Stated exercise
Go through the listing and copy each line with the string "values".
◇ ◇ ◇
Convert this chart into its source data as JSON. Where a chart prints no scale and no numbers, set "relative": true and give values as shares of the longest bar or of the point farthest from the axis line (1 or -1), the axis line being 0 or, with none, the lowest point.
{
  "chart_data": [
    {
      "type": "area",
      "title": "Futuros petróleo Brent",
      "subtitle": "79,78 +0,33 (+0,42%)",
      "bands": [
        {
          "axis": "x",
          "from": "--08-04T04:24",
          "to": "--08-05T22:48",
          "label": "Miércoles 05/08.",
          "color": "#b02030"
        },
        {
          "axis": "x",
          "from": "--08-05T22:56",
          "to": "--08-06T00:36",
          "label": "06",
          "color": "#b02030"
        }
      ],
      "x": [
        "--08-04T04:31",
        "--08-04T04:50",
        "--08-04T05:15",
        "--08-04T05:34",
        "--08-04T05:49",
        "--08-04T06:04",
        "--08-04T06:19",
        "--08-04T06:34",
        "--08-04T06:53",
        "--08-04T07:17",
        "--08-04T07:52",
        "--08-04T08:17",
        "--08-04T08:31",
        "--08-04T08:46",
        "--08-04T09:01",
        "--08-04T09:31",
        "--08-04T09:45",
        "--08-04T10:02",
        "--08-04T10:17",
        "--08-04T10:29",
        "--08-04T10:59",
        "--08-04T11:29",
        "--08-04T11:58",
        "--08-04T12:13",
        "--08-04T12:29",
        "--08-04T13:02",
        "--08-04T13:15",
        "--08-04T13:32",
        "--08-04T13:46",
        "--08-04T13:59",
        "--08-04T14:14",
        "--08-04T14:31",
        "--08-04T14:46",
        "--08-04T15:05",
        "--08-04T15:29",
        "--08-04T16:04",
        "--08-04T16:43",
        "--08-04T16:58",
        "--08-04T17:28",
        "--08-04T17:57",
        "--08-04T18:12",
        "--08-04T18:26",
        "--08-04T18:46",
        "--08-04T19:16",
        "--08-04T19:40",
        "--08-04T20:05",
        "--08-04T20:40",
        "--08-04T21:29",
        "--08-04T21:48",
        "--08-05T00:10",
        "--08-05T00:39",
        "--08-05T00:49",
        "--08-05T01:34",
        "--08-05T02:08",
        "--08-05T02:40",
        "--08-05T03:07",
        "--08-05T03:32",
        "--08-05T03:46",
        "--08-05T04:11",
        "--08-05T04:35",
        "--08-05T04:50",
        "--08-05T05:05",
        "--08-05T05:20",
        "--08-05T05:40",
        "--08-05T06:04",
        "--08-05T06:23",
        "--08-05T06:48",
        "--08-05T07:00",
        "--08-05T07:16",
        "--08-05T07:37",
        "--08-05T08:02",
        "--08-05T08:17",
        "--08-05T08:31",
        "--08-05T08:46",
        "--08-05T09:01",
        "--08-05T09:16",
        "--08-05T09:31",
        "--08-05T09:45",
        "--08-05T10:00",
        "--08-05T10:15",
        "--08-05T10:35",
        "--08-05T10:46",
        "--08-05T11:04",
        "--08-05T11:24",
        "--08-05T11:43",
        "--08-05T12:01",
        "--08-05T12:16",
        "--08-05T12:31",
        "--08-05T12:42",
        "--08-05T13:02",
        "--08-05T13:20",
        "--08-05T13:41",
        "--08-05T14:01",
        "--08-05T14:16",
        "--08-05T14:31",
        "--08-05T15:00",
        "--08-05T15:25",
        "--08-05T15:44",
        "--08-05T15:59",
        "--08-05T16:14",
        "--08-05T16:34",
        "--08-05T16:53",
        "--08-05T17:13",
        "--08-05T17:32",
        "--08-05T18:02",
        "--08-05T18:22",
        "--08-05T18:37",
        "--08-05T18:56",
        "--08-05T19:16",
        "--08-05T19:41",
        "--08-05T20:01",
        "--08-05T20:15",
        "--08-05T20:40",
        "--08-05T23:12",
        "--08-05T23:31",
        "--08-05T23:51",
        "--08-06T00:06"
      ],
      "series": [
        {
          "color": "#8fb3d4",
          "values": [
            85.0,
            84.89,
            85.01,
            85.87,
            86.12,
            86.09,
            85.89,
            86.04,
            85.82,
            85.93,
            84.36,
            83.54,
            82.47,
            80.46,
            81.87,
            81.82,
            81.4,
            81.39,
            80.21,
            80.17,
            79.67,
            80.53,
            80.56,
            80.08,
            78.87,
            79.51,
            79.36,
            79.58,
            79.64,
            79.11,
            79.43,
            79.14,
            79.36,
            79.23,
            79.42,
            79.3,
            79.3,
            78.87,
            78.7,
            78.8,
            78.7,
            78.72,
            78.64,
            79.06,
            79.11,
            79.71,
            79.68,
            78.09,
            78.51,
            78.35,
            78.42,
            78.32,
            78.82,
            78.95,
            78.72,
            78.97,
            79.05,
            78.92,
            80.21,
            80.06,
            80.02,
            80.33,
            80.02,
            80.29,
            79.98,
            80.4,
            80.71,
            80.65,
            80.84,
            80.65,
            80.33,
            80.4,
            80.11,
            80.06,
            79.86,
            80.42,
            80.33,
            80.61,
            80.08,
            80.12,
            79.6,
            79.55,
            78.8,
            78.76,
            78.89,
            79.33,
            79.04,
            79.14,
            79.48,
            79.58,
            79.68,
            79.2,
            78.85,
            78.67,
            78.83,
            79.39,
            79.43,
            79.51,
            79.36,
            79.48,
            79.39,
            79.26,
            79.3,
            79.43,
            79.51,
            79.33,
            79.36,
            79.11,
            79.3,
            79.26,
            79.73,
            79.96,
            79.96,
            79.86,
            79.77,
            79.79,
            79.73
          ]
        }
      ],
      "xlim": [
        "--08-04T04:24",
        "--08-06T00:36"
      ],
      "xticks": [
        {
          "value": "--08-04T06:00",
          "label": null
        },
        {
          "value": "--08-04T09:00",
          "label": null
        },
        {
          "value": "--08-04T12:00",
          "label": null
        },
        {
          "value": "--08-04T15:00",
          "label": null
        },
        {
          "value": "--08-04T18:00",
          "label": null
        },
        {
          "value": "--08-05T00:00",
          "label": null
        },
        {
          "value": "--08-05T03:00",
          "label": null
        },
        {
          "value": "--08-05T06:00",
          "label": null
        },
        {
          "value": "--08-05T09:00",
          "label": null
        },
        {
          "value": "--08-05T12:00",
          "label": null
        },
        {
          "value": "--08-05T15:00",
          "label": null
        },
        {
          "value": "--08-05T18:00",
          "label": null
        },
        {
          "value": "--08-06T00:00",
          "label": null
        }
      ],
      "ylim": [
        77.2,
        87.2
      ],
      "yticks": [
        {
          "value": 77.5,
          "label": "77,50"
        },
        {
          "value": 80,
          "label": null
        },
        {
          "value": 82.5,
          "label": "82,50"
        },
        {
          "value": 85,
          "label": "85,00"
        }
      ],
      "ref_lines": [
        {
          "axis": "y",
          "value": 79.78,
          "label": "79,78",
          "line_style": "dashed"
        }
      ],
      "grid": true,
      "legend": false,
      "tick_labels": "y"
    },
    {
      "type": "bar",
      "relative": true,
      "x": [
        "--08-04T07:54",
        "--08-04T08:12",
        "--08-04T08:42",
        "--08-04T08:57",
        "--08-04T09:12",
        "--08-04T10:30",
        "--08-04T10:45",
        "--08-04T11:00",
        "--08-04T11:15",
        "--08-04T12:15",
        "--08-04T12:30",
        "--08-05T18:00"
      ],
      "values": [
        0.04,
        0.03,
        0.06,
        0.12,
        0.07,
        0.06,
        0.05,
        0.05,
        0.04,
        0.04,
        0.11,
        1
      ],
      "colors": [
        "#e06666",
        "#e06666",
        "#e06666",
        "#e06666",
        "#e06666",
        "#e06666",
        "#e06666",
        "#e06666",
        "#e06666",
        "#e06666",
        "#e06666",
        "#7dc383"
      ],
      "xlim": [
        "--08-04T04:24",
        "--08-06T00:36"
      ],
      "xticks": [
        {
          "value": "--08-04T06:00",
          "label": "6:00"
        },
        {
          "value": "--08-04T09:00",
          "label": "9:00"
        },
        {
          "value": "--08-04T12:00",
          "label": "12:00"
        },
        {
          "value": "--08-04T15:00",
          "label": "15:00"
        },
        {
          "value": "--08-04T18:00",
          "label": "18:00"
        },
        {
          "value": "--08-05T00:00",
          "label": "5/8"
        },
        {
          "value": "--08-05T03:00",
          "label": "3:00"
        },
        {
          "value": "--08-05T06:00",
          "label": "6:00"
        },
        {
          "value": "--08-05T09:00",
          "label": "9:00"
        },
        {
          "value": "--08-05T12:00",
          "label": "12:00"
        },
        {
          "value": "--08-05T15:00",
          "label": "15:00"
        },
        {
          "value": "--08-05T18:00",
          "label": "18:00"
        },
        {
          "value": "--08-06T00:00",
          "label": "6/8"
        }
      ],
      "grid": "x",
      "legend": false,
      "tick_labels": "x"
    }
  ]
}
◇ ◇ ◇
Problem solution
Convert this chart into its source data as JSON. Where a chart prints no scale and no numbers, set "relative": true and give values as shares of the longest bar or of the point farthest from the axis line (1 or -1), the axis line being 0 or, with none, the lowest point.
          "values": [
      "values": [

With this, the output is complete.